--- WRITTEN INSTRUCTION ---
Pictures in the records should not be copied, but every other part must be repeated exactly.

— start —

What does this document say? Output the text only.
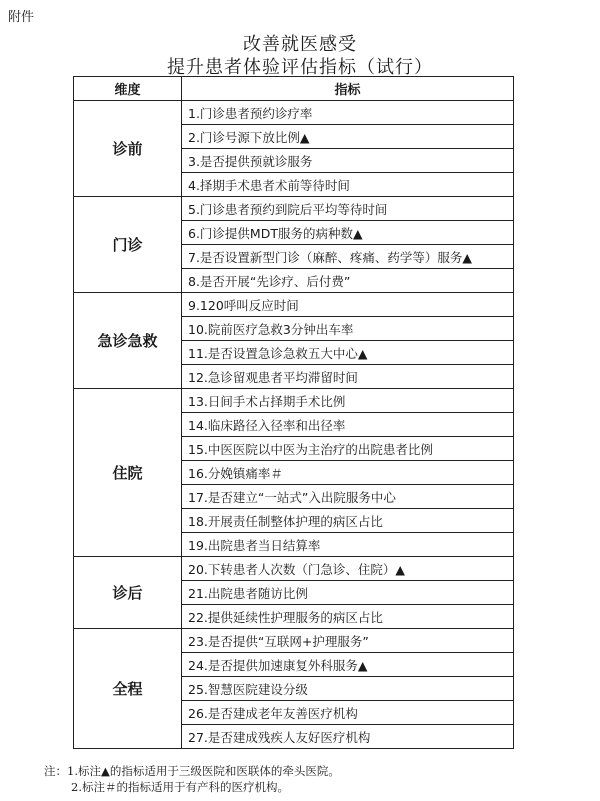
附件
改善就医感受
提升患者体验评估指标（试行）
维度	指标
诊前	1.门诊患者预约诊疗率
	2.门诊号源下放比例▲
	3.是否提供预就诊服务
	4.择期手术患者术前等待时间
门诊	5.门诊患者预约到院后平均等待时间
	6.门诊提供MDT服务的病种数▲
	7.是否设置新型门诊（麻醉、疼痛、药学等）服务▲
	8.是否开展“先诊疗、后付费”
急诊急救	9.120呼叫反应时间
	10.院前医疗急救3分钟出车率
	11.是否设置急诊急救五大中心▲
	12.急诊留观患者平均滞留时间
住院	13.日间手术占择期手术比例
	14.临床路径入径率和出径率
	15.中医医院以中医为主治疗的出院患者比例
	16.分娩镇痛率＃
	17.是否建立“一站式”入出院服务中心
	18.开展责任制整体护理的病区占比
	19.出院患者当日结算率
诊后	20.下转患者人次数（门急诊、住院）▲
	21.出院患者随访比例
	22.提供延续性护理服务的病区占比
全程	23.是否提供“互联网+护理服务”
	24.是否提供加速康复外科服务▲
	25.智慧医院建设分级
	26.是否建成老年友善医疗机构
	27.是否建成残疾人友好医疗机构
注：1.标注▲的指标适用于三级医院和医联体的牵头医院。
2.标注＃的指标适用于有产科的医疗机构。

— end —

--- EXERCISE SOLUTION ---
What does this document say? Output the text only.
附件
改善就医感受
提升患者体验评估指标（试行）
维度	指标
诊前	1.门诊患者预约诊疗率
	2.门诊号源下放比例▲
	3.是否提供预就诊服务
	4.择期手术患者术前等待时间
门诊	5.门诊患者预约到院后平均等待时间
	6.门诊提供MDT服务的病种数▲
	7.是否设置新型门诊（麻醉、疼痛、药学等）服务▲
	8.是否开展“先诊疗、后付费”
急诊急救	9.120呼叫反应时间
	10.院前医疗急救3分钟出车率
	11.是否设置急诊急救五大中心▲
	12.急诊留观患者平均滞留时间
住院	13.日间手术占择期手术比例
	14.临床路径入径率和出径率
	15.中医医院以中医为主治疗的出院患者比例
	16.分娩镇痛率＃
	17.是否建立“一站式”入出院服务中心
	18.开展责任制整体护理的病区占比
	19.出院患者当日结算率
诊后	20.下转患者人次数（门急诊、住院）▲
	21.出院患者随访比例
	22.提供延续性护理服务的病区占比
全程	23.是否提供“互联网+护理服务”
	24.是否提供加速康复外科服务▲
	25.智慧医院建设分级
	26.是否建成老年友善医疗机构
	27.是否建成残疾人友好医疗机构
注：1.标注▲的指标适用于三级医院和医联体的牵头医院。
2.标注＃的指标适用于有产科的医疗机构。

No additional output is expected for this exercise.